What is expected: Count lines holding the string "sokkal" in the data that follows. Reply with one number only.

Stored items
* begin *

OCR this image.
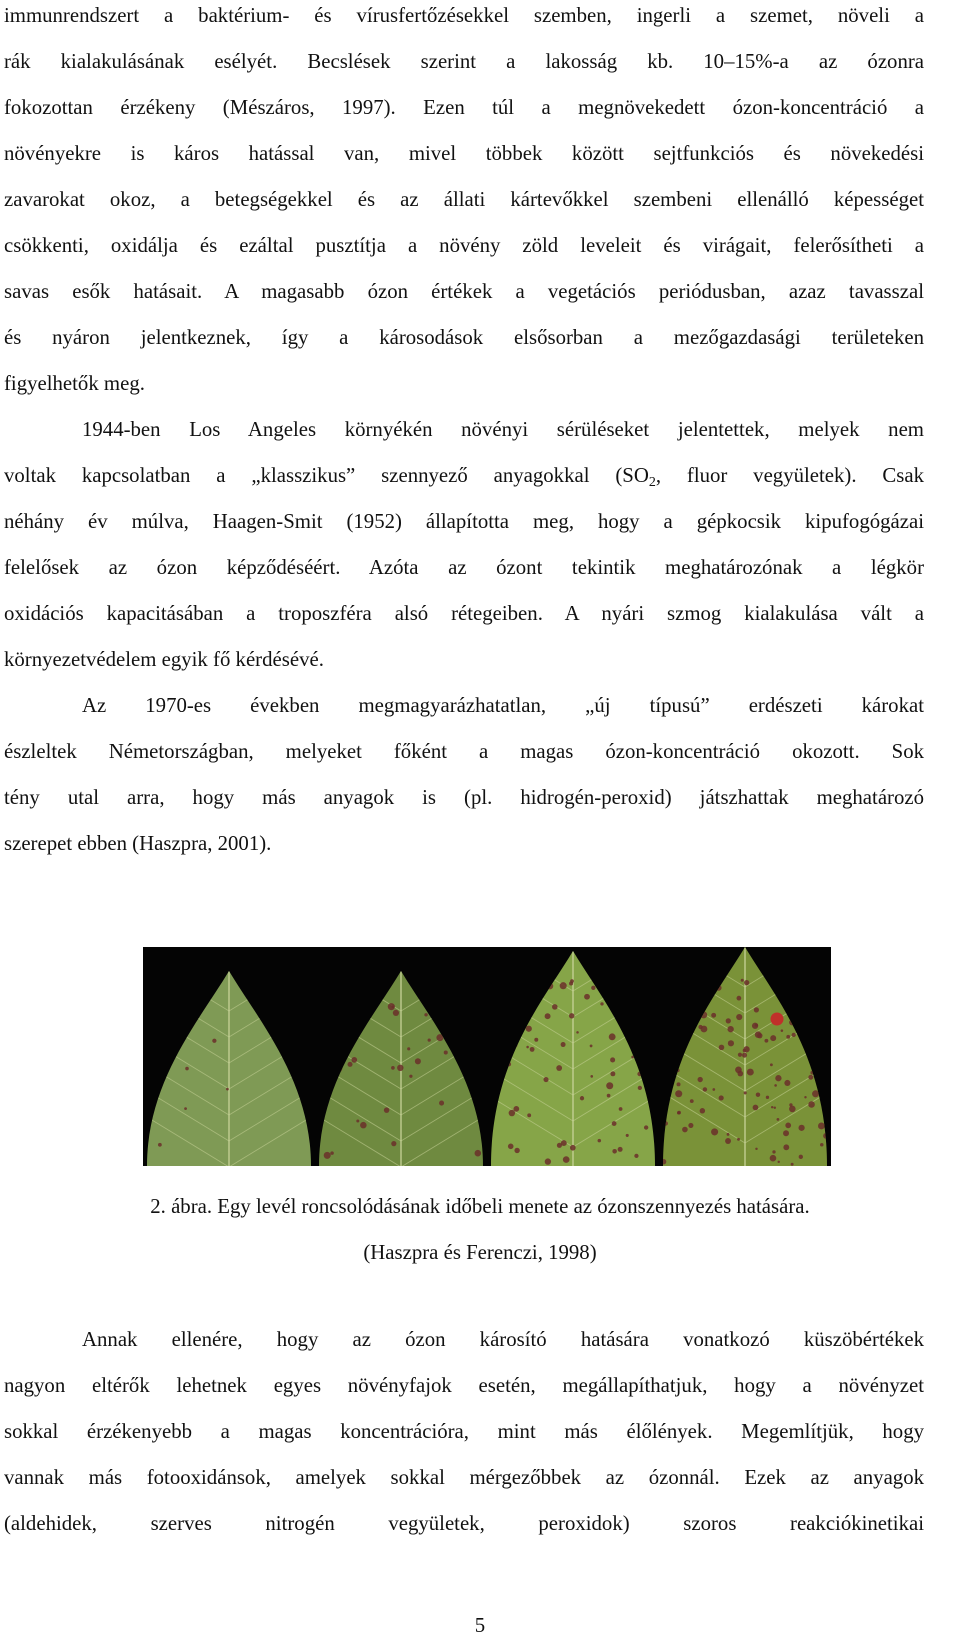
immunrendszert a baktérium- és vírusfertőzésekkel szemben, ingerli a szemet, növeli a
rák kialakulásának esélyét. Becslések szerint a lakosság kb. 10–15%-a az ózonra
fokozottan érzékeny (Mészáros, 1997). Ezen túl a megnövekedett ózon-koncentráció a
növényekre is káros hatással van, mivel többek között sejtfunkciós és növekedési
zavarokat okoz, a betegségekkel és az állati kártevőkkel szembeni ellenálló képességet
csökkenti, oxidálja és ezáltal pusztítja a növény zöld leveleit és virágait, felerősítheti a
savas esők hatásait. A magasabb ózon értékek a vegetációs periódusban, azaz tavasszal
és nyáron jelentkeznek, így a károsodások elsősorban a mezőgazdasági területeken
figyelhetők meg.
1944-ben Los Angeles környékén növényi sérüléseket jelentettek, melyek nem
voltak kapcsolatban a „klasszikus” szennyező anyagokkal ($SO_2$, fluor vegyületek). Csak
néhány év múlva, Haagen-Smit (1952) állapította meg, hogy a gépkocsik kipufogógázai
felelősek az ózon képződéséért. Azóta az ózont tekintik meghatározónak a légkör
oxidációs kapacitásában a troposzféra alsó rétegeiben. A nyári szmog kialakulása vált a
környezetvédelem egyik fő kérdésévé.
Az 1970-es években megmagyarázhatatlan, „új típusú” erdészeti károkat
észleltek Németországban, melyeket főként a magas ózon-koncentráció okozott. Sok
tény utal arra, hogy más anyagok is (pl. hidrogén-peroxid) játszhattak meghatározó
szerepet ebben (Haszpra, 2001).
2. ábra. Egy levél roncsolódásának időbeli menete az ózonszennyezés hatására.
(Haszpra és Ferenczi, 1998)
Annak ellenére, hogy az ózon károsító hatására vonatkozó küszöbértékek
nagyon eltérők lehetnek egyes növényfajok esetén, megállapíthatjuk, hogy a növényzet
sokkal érzékenyebb a magas koncentrációra, mint más élőlények. Megemlítjük, hogy
vannak más fotooxidánsok, amelyek sokkal mérgezőbbek az ózonnál. Ezek az anyagok
(aldehidek, szerves nitrogén vegyületek, peroxidok) szoros reakciókinetikai
5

* end *

Task answer: 2